= What you have to do =
Lay out every line of the entries below as a Markdown table with two columns, "Index" for the row number and "Entry Text" for the line itself. Omit blank lines and the pictures.

= Given records =
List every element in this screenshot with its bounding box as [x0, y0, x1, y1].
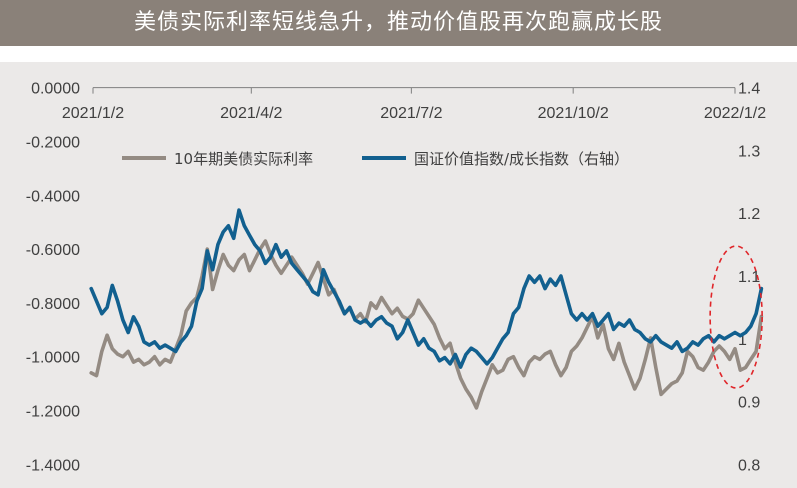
chart-area: 2021/1/2 2021/4/2 2021/7/2 2021/10/2 2022/1/… — [0, 62, 797, 488]
y-right-tick-label: 0.9 — [738, 395, 760, 412]
legend-label: 国证价值指数/成长指数（右轴） — [414, 150, 629, 168]
y-left-tick-label: -0.8000 — [26, 296, 80, 313]
y-left-tick-label: -1.0000 — [26, 350, 80, 367]
x-tick-label: 2022/1/2 — [704, 105, 766, 122]
chart-title-banner: 美债实际利率短线急升，推动价值股再次跑赢成长股 — [0, 0, 797, 46]
y-right-tick-label: 1.4 — [738, 81, 760, 98]
legend-item-real-rate: 10年期美债实际利率 — [122, 150, 313, 168]
y-right-tick-label: 1.3 — [738, 143, 760, 160]
y-right-tick-label: 1.1 — [738, 269, 760, 286]
y-right-tick-label: 0.8 — [738, 457, 760, 474]
y-left-tick-label: 0.0000 — [31, 81, 80, 98]
chart-svg: 2021/1/2 2021/4/2 2021/7/2 2021/10/2 2022/1/… — [26, 81, 767, 475]
x-tick-label: 2021/1/2 — [62, 105, 124, 122]
y-left-tick-label: -1.2000 — [26, 404, 80, 421]
x-tick-label: 2021/10/2 — [538, 105, 609, 122]
y-left-tick-label: -1.4000 — [26, 457, 80, 474]
legend-item-value-growth-ratio: 国证价值指数/成长指数（右轴） — [362, 150, 629, 168]
y-right-tick-label: 1.2 — [738, 206, 760, 223]
y-left-tick-label: -0.2000 — [26, 134, 80, 151]
series-line-value-growth-ratio — [89, 208, 764, 369]
y-left-tick-label: -0.6000 — [26, 242, 80, 259]
highlight-ellipse — [709, 245, 763, 389]
x-tick-label: 2021/4/2 — [220, 105, 282, 122]
legend-label: 10年期美债实际利率 — [174, 150, 313, 168]
y-right-tick-label: 1 — [738, 332, 747, 349]
x-tick-label: 2021/7/2 — [380, 105, 442, 122]
y-left-tick-label: -0.4000 — [26, 188, 80, 205]
chart-title: 美债实际利率短线急升，推动价值股再次跑赢成长股 — [133, 10, 663, 35]
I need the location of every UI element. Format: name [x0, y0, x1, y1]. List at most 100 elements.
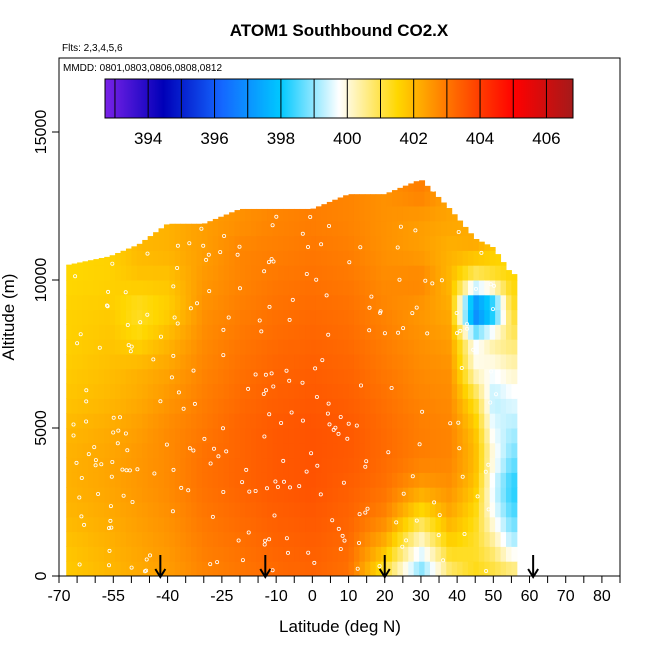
heatmap-cell: [310, 472, 317, 488]
heatmap-cell: [343, 413, 350, 429]
heatmap-cell: [261, 502, 268, 518]
heatmap-cell: [125, 250, 132, 266]
heatmap-cell: [381, 428, 388, 444]
sample-point: [365, 506, 370, 511]
heatmap-cell: [283, 368, 290, 385]
heatmap-cell: [125, 516, 132, 533]
heatmap-cell: [256, 339, 263, 355]
heatmap-cell: [315, 398, 322, 414]
heatmap-cell: [201, 383, 208, 399]
heatmap-cell: [364, 383, 371, 399]
heatmap-cell: [153, 442, 160, 459]
heatmap-cell: [305, 354, 312, 370]
heatmap-cell: [419, 442, 426, 459]
heatmap-cell: [424, 191, 431, 207]
heatmap-cell: [98, 516, 105, 533]
heatmap-cell: [229, 309, 236, 325]
heatmap-cell: [381, 383, 388, 399]
heatmap-cell: [109, 339, 116, 355]
x-tick-label: 40: [448, 588, 466, 605]
heatmap-cell: [239, 531, 246, 547]
heatmap-cell: [239, 220, 246, 237]
heatmap-cell: [424, 368, 431, 385]
heatmap-cell: [397, 442, 404, 459]
heatmap-cell: [158, 413, 165, 429]
sample-point: [109, 525, 114, 530]
heatmap-cell: [386, 250, 393, 266]
heatmap-cell: [489, 383, 496, 399]
heatmap-cell: [234, 354, 241, 370]
heatmap-cell: [505, 442, 512, 459]
heatmap-cell: [446, 324, 453, 340]
heatmap-cell: [196, 428, 203, 444]
sample-point: [456, 229, 461, 234]
heatmap-cell: [250, 457, 257, 473]
heatmap-cell: [185, 265, 192, 281]
heatmap-cell: [495, 531, 502, 547]
heatmap-cell: [467, 294, 474, 311]
heatmap-cell: [424, 428, 431, 444]
heatmap-cell: [71, 383, 78, 399]
heatmap-cell: [484, 472, 491, 488]
heatmap-cell: [250, 208, 257, 222]
heatmap-cell: [310, 398, 317, 414]
heatmap-cell: [109, 324, 116, 340]
heatmap-cell: [180, 457, 187, 473]
heatmap-cell: [261, 280, 268, 296]
heatmap-cell: [419, 428, 426, 444]
heatmap-cell: [419, 191, 426, 207]
sample-point: [253, 488, 258, 493]
heatmap-cell: [229, 516, 236, 533]
heatmap-cell: [115, 457, 122, 473]
heatmap-cell: [370, 339, 377, 355]
heatmap-cell: [315, 472, 322, 488]
heatmap-cell: [277, 516, 284, 533]
heatmap-cell: [348, 368, 355, 385]
sample-point: [145, 312, 150, 317]
heatmap-cell: [245, 472, 252, 488]
heatmap-cell: [77, 442, 84, 459]
heatmap-cell: [180, 223, 187, 237]
heatmap-cell: [305, 339, 312, 355]
heatmap-cell: [185, 516, 192, 533]
heatmap-cell: [321, 324, 328, 340]
heatmap-cell: [207, 546, 214, 562]
sample-point: [336, 526, 341, 531]
heatmap-cell: [147, 398, 154, 414]
heatmap-cell: [489, 265, 496, 281]
sample-point: [110, 261, 115, 266]
heatmap-cell: [419, 457, 426, 473]
heatmap-cell: [256, 502, 263, 518]
heatmap-cell: [375, 368, 382, 385]
heatmap-cell: [267, 265, 274, 281]
heatmap-cell: [440, 502, 447, 518]
heatmap-cell: [71, 280, 78, 296]
heatmap-cell: [256, 457, 263, 473]
heatmap-cell: [256, 208, 263, 222]
heatmap-cell: [77, 324, 84, 340]
sample-point: [456, 420, 461, 425]
heatmap-cell: [191, 457, 198, 473]
heatmap-cell: [489, 487, 496, 503]
colorbar-gradient: [104, 78, 574, 119]
heatmap-cell: [147, 531, 154, 547]
heatmap-cell: [272, 398, 279, 414]
heatmap-cell: [272, 413, 279, 429]
heatmap-cell: [321, 428, 328, 444]
sample-point: [206, 252, 211, 257]
heatmap-cell: [115, 383, 122, 399]
heatmap-cell: [180, 383, 187, 399]
heatmap-cell: [500, 262, 507, 266]
heatmap-cell: [191, 324, 198, 340]
heatmap-cell: [321, 413, 328, 429]
sample-point: [394, 520, 399, 525]
heatmap-cell: [196, 250, 203, 266]
heatmap-cell: [462, 428, 469, 444]
heatmap-cell: [310, 235, 317, 251]
heatmap-cell: [115, 280, 122, 296]
heatmap-cell: [364, 442, 371, 459]
sample-point: [401, 326, 406, 331]
heatmap-cell: [353, 194, 360, 207]
heatmap-cell: [353, 516, 360, 533]
heatmap-cell: [424, 265, 431, 281]
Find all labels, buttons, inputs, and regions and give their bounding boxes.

= Output of the task =
| Index | Entry Text |
|---|---|
| 1 | List every element in this screenshot with its bounding box as [x0, y0, x1, y1]. |
| 2 | chart-area: 2021/1/2 2021/4/2 2021/7/2 2021/10/2 2022/1/… — [0, 62, 797, 488] |
| 3 | y-right-tick-label: 0.9 — [738, 395, 760, 412] |
| 4 | legend-label: 国证价值指数/成长指数（右轴） — [414, 150, 629, 168] |
| 5 | y-left-tick-label: -0.8000 — [26, 296, 80, 313] |
| 6 | y-left-tick-label: -1.0000 — [26, 350, 80, 367] |
| 7 | x-tick-label: 2022/1/2 — [704, 105, 766, 122] |
| 8 | chart-title-banner: 美债实际利率短线急升，推动价值股再次跑赢成长股 — [0, 0, 797, 46] |
| 9 | y-right-tick-label: 1.4 — [738, 81, 760, 98] |
| 10 | legend-item-real-rate: 10年期美债实际利率 — [122, 150, 313, 168] |
| 11 | y-right-tick-label: 1.3 — [738, 143, 760, 160] |
| 12 | y-right-tick-label: 1.1 — [738, 269, 760, 286] |
| 13 | y-right-tick-label: 0.8 — [738, 457, 760, 474] |
| 14 | y-left-tick-label: 0.0000 — [31, 81, 80, 98] |
| 15 | chart-svg: 2021/1/2 2021/4/2 2021/7/2 2021/10/2 2022/1/… — [26, 81, 767, 475] |
| 16 | x-tick-label: 2021/1/2 — [62, 105, 124, 122] |
| 17 | y-left-tick-label: -1.2000 — [26, 404, 80, 421] |
| 18 | x-tick-label: 2021/10/2 — [538, 105, 609, 122] |
| 19 | y-left-tick-label: -1.4000 — [26, 457, 80, 474] |
| 20 | legend-item-value-growth-ratio: 国证价值指数/成长指数（右轴） — [362, 150, 629, 168] |
| 21 | y-right-tick-label: 1.2 — [738, 206, 760, 223] |
| 22 | y-left-tick-label: -0.2000 — [26, 134, 80, 151] |
| 23 | series-line-value-growth-ratio — [89, 208, 764, 369] |
| 24 | y-left-tick-label: -0.6000 — [26, 242, 80, 259] |
| 25 | highlight-ellipse — [709, 245, 763, 389] |
| 26 | x-tick-label: 2021/4/2 — [220, 105, 282, 122] |
| 27 | legend-label: 10年期美债实际利率 — [174, 150, 313, 168] |
| 28 | y-right-tick-label: 1 — [738, 332, 747, 349] |
| 29 | x-tick-label: 2021/7/2 — [380, 105, 442, 122] |
| 30 | y-left-tick-label: -0.4000 — [26, 188, 80, 205] |
| 31 | chart-title: 美债实际利率短线急升，推动价值股再次跑赢成长股 — [133, 10, 663, 35] |
| 32 | I need the location of every UI element. Format: name [x0, y0, x1, y1]. List at most 100 elements. |
| 33 | heatmap-cell: [310, 472, 317, 488] |
| 34 | heatmap-cell: [343, 413, 350, 429] |
| 35 | heatmap-cell: [261, 502, 268, 518] |
| 36 | heatmap-cell: [125, 250, 132, 266] |
| 37 | heatmap-cell: [381, 428, 388, 444] |
| 38 | sample-point: [365, 506, 370, 511] |
| 39 | heatmap-cell: [283, 368, 290, 385] |
| 40 | heatmap-cell: [125, 516, 132, 533] |
| 41 | heatmap-cell: [256, 339, 263, 355] |
| 42 | heatmap-cell: [315, 398, 322, 414] |
| 43 | heatmap-cell: [201, 383, 208, 399] |
| 44 | heatmap-cell: [364, 383, 371, 399] |
| 45 | heatmap-cell: [153, 442, 160, 459] |
| 46 | heatmap-cell: [305, 354, 312, 370] |
| 47 | heatmap-cell: [419, 442, 426, 459] |
| 48 | heatmap-cell: [424, 191, 431, 207] |
| 49 | heatmap-cell: [98, 516, 105, 533] |
| 50 | heatmap-cell: [229, 309, 236, 325] |
| 51 | heatmap-cell: [381, 383, 388, 399] |
| 52 | heatmap-cell: [109, 339, 116, 355] |
| 53 | x-tick-label: 40: [448, 588, 466, 605] |
| 54 | heatmap-cell: [239, 531, 246, 547] |
| 55 | heatmap-cell: [239, 220, 246, 237] |
| 56 | heatmap-cell: [424, 368, 431, 385] |
| 57 | heatmap-cell: [397, 442, 404, 459] |
| 58 | heatmap-cell: [158, 413, 165, 429] |
| 59 | sample-point: [109, 525, 114, 530] |
| 60 | heatmap-cell: [386, 250, 393, 266] |
| 61 | heatmap-cell: [489, 383, 496, 399] |
| 62 | heatmap-cell: [234, 354, 241, 370] |
| 63 | heatmap-cell: [505, 442, 512, 459] |
| 64 | heatmap-cell: [446, 324, 453, 340] |
| 65 | heatmap-cell: [196, 428, 203, 444] |
| 66 | sample-point: [456, 229, 461, 234] |
| 67 | heatmap-cell: [250, 457, 257, 473] |
| 68 | heatmap-cell: [185, 265, 192, 281] |
| 69 | heatmap-cell: [495, 531, 502, 547] |
| 70 | heatmap-cell: [467, 294, 474, 311] |
| 71 | heatmap-cell: [424, 428, 431, 444] |
| 72 | heatmap-cell: [71, 383, 78, 399] |
| 73 | heatmap-cell: [484, 472, 491, 488] |
| 74 | heatmap-cell: [250, 208, 257, 222] |
| 75 | heatmap-cell: [310, 398, 317, 414] |
| 76 | heatmap-cell: [109, 324, 116, 340] |
| 77 | heatmap-cell: [180, 457, 187, 473] |
| 78 | heatmap-cell: [261, 280, 268, 296] |
| 79 | heatmap-cell: [419, 428, 426, 444] |
| 80 | heatmap-cell: [419, 191, 426, 207] |
| 81 | sample-point: [253, 488, 258, 493] |
| 82 | heatmap-cell: [229, 516, 236, 533] |
| 83 | heatmap-cell: [115, 457, 122, 473] |
| 84 | heatmap-cell: [370, 339, 377, 355] |
| 85 | heatmap-cell: [315, 472, 322, 488] |
| 86 | heatmap-cell: [277, 516, 284, 533] |
| 87 | heatmap-cell: [348, 368, 355, 385] |
| 88 | sample-point: [145, 312, 150, 317] |
| 89 | heatmap-cell: [245, 472, 252, 488] |
| 90 | heatmap-cell: [77, 442, 84, 459] |
| 91 | heatmap-cell: [180, 223, 187, 237] |
| 92 | heatmap-cell: [305, 339, 312, 355] |
| 93 | heatmap-cell: [185, 516, 192, 533] |
| 94 | heatmap-cell: [321, 324, 328, 340] |
| 95 | heatmap-cell: [207, 546, 214, 562] |
| 96 | sample-point: [336, 526, 341, 531] |
| 97 | heatmap-cell: [147, 398, 154, 414] |
| 98 | heatmap-cell: [489, 265, 496, 281] |
| 99 | sample-point: [110, 261, 115, 266] |
| 100 | heatmap-cell: [419, 457, 426, 473] |
| 101 | heatmap-cell: [256, 502, 263, 518] |
| 102 | heatmap-cell: [375, 368, 382, 385] |
| 103 | heatmap-cell: [267, 265, 274, 281] |
| 104 | heatmap-cell: [440, 502, 447, 518] |
| 105 | heatmap-cell: [71, 280, 78, 296] |
| 106 | heatmap-cell: [256, 457, 263, 473] |
| 107 | heatmap-cell: [256, 208, 263, 222] |
| 108 | heatmap-cell: [77, 324, 84, 340] |
| 109 | sample-point: [456, 420, 461, 425] |
| 110 | heatmap-cell: [191, 457, 198, 473] |
| 111 | heatmap-cell: [489, 487, 496, 503] |
| 112 | colorbar-gradient: [104, 78, 574, 119] |
| 113 | heatmap-cell: [147, 531, 154, 547] |
| 114 | heatmap-cell: [272, 398, 279, 414] |
| 115 | heatmap-cell: [272, 413, 279, 429] |
| 116 | heatmap-cell: [321, 428, 328, 444] |
| 117 | sample-point: [206, 252, 211, 257] |
| 118 | heatmap-cell: [115, 383, 122, 399] |
| 119 | heatmap-cell: [180, 383, 187, 399] |
| 120 | heatmap-cell: [500, 262, 507, 266] |
| 121 | heatmap-cell: [191, 324, 198, 340] |
| 122 | heatmap-cell: [321, 413, 328, 429] |
| 123 | sample-point: [394, 520, 399, 525] |
| 124 | heatmap-cell: [196, 250, 203, 266] |
| 125 | heatmap-cell: [462, 428, 469, 444] |
| 126 | heatmap-cell: [310, 235, 317, 251] |
| 127 | heatmap-cell: [115, 280, 122, 296] |
| 128 | heatmap-cell: [364, 442, 371, 459] |
| 129 | sample-point: [401, 326, 406, 331] |
| 130 | heatmap-cell: [353, 194, 360, 207] |
| 131 | heatmap-cell: [353, 516, 360, 533] |
| 132 | heatmap-cell: [424, 265, 431, 281] |
| 133 | Find all labels, buttons, inputs, and regions and give their bounding boxes. |